## Required work:
Gather all lines in the entries below that include the word "keräyspisteeseen".

(Saved entries)
..............................

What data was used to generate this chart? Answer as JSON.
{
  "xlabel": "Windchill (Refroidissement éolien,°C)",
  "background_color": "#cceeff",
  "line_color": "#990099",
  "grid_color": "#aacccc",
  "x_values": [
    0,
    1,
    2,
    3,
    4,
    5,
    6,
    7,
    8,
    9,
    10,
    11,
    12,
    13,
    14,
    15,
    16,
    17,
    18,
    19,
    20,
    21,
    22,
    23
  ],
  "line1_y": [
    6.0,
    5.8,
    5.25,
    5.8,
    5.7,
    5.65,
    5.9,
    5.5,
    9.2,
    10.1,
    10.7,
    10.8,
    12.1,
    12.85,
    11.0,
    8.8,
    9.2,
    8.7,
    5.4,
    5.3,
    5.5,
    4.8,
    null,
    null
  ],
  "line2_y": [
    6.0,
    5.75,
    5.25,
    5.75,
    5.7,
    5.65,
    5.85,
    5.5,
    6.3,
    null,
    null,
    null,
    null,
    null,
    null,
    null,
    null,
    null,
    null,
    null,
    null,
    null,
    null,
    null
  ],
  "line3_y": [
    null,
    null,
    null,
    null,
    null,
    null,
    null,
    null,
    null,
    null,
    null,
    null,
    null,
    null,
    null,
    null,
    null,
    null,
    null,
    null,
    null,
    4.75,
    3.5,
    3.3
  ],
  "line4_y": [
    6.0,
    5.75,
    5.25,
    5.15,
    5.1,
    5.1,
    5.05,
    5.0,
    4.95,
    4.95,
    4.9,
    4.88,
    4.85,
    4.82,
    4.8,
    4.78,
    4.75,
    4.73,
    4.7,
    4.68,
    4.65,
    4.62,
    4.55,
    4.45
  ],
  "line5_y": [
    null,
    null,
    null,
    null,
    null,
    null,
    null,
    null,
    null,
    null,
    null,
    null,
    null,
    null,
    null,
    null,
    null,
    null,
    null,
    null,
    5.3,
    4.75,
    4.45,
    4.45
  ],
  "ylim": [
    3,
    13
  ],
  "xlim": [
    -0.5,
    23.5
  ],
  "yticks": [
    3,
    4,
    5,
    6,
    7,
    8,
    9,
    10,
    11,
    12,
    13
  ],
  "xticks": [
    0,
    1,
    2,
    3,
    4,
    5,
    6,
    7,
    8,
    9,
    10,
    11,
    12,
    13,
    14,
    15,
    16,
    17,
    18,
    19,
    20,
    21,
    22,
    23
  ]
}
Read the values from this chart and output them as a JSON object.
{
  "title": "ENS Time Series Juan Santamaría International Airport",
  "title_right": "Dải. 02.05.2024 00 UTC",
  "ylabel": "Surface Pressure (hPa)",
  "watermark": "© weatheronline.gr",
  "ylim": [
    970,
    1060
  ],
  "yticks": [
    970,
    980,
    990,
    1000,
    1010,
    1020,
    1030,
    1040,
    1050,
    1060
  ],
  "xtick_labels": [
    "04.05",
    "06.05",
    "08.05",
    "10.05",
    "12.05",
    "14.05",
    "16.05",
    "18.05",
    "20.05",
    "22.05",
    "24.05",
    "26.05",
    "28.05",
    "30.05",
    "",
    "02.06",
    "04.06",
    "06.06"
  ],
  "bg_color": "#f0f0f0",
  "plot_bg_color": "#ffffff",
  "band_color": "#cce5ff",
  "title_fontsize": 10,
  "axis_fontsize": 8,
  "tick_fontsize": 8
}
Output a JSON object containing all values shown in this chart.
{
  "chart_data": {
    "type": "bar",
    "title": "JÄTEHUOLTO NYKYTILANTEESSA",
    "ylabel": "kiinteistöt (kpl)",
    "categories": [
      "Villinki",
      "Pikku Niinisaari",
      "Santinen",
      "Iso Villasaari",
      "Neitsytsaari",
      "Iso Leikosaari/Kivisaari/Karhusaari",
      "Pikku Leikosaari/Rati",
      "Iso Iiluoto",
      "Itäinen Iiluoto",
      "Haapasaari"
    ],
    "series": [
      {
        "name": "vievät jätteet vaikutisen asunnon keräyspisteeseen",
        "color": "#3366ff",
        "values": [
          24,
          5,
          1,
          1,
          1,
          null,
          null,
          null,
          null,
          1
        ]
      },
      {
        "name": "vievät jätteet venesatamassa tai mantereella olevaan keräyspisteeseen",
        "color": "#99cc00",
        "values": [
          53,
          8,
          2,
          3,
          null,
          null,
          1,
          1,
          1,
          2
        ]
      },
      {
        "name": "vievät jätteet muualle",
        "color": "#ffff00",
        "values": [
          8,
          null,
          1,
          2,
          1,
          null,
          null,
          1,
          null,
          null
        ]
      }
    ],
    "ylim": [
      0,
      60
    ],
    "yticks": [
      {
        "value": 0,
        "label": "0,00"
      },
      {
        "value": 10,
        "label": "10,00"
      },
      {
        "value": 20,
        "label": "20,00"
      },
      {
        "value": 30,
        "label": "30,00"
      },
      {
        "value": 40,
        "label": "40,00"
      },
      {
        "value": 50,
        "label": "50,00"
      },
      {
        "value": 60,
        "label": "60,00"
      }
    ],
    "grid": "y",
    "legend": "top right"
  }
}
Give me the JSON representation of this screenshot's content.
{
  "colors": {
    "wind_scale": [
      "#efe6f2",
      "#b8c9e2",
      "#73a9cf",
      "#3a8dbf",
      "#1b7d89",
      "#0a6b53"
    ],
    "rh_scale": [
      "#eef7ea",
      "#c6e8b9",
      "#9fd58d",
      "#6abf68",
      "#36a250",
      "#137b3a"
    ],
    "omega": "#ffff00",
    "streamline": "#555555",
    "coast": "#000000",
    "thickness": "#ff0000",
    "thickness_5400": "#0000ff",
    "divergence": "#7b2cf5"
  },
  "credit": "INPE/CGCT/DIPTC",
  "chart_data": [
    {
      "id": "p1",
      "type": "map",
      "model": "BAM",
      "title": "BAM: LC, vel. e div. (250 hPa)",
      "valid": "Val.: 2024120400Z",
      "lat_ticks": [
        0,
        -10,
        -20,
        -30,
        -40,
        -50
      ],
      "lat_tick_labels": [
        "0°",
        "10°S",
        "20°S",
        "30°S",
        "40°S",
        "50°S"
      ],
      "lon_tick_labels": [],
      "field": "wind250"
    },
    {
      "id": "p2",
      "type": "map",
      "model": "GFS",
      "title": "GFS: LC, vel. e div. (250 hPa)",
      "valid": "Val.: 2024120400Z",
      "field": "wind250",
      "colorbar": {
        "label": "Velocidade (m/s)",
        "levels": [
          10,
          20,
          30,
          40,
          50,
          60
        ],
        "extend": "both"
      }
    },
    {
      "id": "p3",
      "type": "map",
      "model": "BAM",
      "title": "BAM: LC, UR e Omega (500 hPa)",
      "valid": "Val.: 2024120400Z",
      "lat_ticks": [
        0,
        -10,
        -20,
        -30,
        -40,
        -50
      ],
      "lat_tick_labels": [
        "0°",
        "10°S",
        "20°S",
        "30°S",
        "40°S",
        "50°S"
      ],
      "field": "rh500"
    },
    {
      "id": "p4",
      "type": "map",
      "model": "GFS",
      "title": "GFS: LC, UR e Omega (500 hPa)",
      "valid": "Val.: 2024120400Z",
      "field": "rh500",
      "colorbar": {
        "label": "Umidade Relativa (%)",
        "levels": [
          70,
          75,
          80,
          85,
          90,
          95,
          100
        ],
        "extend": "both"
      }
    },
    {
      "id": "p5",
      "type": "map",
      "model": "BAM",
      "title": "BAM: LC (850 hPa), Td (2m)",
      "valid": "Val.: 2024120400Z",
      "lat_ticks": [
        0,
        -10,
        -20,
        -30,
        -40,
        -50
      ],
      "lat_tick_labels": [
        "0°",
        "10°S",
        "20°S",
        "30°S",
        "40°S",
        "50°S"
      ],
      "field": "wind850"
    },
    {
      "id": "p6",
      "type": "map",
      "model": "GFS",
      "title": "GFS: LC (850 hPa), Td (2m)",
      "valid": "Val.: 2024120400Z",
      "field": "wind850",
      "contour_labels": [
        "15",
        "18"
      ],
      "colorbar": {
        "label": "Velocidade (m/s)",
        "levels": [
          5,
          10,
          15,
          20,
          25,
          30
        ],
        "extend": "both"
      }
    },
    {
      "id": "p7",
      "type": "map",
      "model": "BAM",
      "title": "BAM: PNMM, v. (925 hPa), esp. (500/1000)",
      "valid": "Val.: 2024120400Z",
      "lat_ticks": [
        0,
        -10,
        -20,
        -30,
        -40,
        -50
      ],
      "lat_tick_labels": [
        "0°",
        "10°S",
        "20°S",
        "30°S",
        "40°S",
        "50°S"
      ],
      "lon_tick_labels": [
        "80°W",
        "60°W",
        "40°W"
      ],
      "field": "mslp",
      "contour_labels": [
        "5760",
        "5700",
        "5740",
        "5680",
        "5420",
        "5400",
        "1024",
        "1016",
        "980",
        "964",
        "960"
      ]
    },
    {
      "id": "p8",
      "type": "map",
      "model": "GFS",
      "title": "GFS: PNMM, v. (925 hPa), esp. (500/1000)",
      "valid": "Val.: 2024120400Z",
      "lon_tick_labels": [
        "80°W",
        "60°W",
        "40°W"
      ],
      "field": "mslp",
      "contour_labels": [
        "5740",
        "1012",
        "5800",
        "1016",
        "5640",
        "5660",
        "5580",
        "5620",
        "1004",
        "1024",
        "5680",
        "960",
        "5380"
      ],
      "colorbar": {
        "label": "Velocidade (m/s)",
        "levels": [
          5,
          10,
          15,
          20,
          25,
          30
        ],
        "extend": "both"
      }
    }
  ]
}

..............................

## Exercise result:
        "name": "vievät jätteet vaikutisen asunnon keräyspisteeseen",
        "name": "vievät jätteet venesatamassa tai mantereella olevaan keräyspisteeseen",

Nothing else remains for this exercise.